* _What is required_
Search the material below for the string "JSON" and extract each line that has it.

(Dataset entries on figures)
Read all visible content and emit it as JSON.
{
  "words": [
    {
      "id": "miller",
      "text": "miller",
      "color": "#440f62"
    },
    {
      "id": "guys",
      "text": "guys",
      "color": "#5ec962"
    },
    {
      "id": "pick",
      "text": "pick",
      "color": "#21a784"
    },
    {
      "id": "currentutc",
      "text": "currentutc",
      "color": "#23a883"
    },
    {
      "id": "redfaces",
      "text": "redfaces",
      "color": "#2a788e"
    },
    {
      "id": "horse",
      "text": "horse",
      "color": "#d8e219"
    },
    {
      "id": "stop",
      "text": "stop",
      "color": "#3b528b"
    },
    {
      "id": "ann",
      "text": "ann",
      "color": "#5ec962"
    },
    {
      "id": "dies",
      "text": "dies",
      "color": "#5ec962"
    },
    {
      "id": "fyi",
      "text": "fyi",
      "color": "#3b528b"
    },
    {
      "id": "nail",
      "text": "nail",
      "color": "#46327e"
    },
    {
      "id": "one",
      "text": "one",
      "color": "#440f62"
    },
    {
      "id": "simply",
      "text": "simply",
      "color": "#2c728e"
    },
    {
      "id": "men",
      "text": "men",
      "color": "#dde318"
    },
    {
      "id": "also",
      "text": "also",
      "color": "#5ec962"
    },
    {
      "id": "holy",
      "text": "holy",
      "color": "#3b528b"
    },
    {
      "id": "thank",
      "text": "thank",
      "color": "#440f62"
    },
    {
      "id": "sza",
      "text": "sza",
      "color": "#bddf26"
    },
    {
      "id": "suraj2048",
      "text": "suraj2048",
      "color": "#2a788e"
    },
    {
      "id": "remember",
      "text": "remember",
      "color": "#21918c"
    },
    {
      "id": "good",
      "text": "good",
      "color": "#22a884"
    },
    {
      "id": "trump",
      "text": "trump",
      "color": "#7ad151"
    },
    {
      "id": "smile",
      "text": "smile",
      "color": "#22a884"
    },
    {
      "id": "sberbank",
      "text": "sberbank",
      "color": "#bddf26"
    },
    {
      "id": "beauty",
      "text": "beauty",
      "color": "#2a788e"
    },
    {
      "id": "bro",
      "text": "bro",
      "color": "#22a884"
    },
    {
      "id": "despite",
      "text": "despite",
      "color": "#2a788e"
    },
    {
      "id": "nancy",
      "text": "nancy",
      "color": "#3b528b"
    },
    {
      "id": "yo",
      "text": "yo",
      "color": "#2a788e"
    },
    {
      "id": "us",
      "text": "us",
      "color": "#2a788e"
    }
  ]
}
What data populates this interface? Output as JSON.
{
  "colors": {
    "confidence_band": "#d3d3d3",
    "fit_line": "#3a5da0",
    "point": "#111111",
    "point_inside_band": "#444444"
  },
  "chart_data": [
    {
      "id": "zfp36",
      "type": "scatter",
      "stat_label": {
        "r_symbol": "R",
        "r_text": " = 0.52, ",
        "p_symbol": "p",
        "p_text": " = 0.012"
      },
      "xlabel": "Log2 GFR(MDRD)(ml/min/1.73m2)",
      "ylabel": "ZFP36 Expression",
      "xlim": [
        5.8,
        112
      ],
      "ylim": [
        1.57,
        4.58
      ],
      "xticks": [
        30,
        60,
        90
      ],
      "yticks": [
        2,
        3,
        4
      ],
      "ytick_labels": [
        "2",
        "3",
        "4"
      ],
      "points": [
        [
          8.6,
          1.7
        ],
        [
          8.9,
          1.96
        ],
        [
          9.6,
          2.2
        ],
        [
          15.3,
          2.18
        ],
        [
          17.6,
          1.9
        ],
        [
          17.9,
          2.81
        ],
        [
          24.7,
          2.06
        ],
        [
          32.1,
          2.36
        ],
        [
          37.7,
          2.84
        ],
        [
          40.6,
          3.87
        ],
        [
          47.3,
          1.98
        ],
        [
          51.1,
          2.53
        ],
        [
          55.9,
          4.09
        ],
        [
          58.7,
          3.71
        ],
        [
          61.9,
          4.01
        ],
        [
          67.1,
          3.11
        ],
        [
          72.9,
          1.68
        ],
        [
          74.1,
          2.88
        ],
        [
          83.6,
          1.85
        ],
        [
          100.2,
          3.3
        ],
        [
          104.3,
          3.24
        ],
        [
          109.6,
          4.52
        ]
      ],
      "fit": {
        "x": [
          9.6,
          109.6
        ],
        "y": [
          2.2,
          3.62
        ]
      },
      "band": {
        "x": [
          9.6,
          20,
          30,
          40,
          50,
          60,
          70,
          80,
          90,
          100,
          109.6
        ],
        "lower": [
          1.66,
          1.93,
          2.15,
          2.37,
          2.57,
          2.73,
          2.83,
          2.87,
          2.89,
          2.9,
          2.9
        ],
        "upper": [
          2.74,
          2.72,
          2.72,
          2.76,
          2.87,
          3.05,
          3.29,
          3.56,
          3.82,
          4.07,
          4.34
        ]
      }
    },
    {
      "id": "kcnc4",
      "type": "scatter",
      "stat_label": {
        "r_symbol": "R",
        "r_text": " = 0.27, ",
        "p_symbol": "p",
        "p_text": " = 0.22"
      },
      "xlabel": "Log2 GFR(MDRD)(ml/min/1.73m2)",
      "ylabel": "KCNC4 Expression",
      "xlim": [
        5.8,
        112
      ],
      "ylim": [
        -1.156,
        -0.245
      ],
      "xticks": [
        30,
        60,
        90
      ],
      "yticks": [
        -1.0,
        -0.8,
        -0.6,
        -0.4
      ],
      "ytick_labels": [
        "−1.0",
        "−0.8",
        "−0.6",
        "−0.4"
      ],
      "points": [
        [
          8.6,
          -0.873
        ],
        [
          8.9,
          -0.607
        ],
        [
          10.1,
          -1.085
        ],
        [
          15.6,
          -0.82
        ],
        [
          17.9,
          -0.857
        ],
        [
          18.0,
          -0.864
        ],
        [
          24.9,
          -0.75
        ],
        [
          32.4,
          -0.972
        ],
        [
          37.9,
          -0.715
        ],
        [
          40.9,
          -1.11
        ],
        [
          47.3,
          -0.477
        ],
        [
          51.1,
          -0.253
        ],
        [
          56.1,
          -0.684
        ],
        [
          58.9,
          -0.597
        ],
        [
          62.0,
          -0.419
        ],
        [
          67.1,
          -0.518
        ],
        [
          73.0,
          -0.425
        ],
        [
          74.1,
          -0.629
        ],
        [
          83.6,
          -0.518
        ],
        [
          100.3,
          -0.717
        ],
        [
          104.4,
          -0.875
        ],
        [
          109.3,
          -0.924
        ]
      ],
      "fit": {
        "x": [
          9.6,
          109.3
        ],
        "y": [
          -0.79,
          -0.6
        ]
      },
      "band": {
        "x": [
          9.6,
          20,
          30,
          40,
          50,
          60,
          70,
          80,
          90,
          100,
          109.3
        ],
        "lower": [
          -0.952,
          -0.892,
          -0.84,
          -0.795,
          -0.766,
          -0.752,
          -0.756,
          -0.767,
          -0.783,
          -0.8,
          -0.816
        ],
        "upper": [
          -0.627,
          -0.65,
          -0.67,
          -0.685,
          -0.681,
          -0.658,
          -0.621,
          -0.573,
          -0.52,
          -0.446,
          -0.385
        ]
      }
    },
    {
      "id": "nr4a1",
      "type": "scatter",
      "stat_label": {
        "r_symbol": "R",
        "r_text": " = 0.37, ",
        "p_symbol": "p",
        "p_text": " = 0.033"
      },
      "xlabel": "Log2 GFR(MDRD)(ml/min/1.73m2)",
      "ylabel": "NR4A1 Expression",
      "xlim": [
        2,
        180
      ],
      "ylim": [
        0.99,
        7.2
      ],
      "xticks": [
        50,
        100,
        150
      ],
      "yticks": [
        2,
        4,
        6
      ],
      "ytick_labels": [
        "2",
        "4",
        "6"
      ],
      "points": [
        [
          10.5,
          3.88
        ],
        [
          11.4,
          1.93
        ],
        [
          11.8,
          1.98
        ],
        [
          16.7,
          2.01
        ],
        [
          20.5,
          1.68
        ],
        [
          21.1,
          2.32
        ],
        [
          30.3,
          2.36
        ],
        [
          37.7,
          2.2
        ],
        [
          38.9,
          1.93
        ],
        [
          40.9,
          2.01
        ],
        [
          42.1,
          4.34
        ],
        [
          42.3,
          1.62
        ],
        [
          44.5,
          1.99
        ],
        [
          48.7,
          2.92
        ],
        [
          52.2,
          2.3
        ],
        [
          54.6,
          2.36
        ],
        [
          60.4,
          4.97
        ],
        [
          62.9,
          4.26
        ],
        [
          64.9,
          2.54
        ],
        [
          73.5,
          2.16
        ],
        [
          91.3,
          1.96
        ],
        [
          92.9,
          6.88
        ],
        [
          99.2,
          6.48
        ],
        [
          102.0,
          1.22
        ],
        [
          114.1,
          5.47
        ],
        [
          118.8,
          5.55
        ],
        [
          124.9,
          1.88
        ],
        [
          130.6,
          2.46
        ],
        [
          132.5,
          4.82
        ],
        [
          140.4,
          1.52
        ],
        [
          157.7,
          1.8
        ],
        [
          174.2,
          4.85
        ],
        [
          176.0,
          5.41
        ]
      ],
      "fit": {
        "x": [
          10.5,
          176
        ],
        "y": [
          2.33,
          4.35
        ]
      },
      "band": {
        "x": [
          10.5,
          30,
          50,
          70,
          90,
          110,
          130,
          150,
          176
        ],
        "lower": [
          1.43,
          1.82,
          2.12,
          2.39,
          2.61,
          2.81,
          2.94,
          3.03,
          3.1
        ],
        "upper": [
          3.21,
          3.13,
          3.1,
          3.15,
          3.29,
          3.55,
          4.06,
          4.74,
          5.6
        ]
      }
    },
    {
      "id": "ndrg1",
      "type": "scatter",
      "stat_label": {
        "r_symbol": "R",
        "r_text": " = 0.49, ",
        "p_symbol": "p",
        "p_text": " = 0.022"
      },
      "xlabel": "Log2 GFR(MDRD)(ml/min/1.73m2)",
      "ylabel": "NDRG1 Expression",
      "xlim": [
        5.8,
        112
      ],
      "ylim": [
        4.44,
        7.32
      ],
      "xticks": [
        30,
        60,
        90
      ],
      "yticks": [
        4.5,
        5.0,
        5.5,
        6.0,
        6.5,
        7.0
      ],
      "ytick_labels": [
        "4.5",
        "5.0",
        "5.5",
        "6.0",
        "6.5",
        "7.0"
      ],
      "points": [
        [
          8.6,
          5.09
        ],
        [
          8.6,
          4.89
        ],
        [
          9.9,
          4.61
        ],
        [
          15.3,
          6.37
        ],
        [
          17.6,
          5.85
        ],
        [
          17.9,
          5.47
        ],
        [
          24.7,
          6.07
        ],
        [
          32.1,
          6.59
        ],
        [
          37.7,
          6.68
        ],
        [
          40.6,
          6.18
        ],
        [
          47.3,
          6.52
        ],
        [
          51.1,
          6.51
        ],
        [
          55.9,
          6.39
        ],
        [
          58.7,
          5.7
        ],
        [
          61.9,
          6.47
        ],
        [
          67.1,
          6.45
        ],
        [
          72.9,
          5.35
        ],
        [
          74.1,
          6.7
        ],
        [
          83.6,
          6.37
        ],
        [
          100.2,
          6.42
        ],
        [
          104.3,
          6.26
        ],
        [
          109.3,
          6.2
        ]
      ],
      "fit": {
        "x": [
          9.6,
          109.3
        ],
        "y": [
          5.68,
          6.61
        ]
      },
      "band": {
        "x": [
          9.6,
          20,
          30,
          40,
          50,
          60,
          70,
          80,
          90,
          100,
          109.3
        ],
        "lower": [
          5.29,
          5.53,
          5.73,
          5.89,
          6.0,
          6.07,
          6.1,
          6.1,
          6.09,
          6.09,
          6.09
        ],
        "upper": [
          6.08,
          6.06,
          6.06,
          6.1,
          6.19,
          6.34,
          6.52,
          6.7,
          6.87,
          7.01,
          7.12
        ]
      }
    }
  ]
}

* _Response to the exercise_
Read all visible content and emit it as JSON.
What data populates this interface? Output as JSON.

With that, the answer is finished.